* Stated problem:
Show every line where "nHome" occurs.

* Data supplied:
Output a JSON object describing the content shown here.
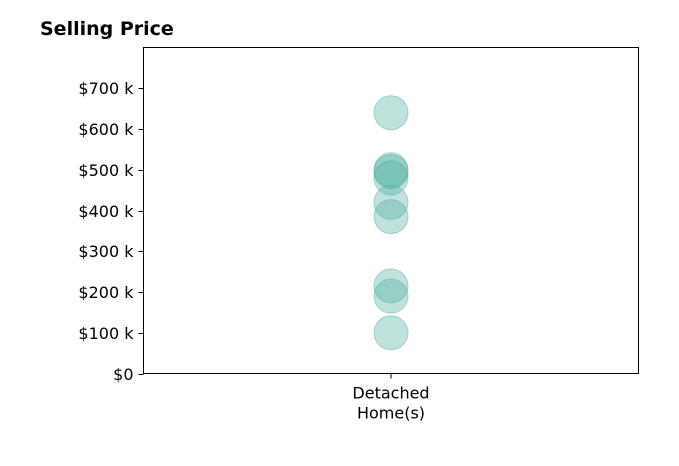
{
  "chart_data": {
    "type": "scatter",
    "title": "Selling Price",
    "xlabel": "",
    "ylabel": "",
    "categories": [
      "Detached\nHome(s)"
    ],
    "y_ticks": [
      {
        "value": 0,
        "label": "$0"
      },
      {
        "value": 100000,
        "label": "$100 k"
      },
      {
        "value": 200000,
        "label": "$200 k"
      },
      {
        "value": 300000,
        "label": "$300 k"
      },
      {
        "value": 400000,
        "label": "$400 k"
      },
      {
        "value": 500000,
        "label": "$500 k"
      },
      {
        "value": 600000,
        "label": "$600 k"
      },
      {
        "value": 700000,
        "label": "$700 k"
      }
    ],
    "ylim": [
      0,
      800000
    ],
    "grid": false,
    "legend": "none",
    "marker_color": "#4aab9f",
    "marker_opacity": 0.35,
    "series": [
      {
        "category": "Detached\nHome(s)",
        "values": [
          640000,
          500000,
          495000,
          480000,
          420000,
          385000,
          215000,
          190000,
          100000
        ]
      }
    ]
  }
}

* Solved problem:
      "Detached\nHome(s)"
        "category": "Detached\nHome(s)",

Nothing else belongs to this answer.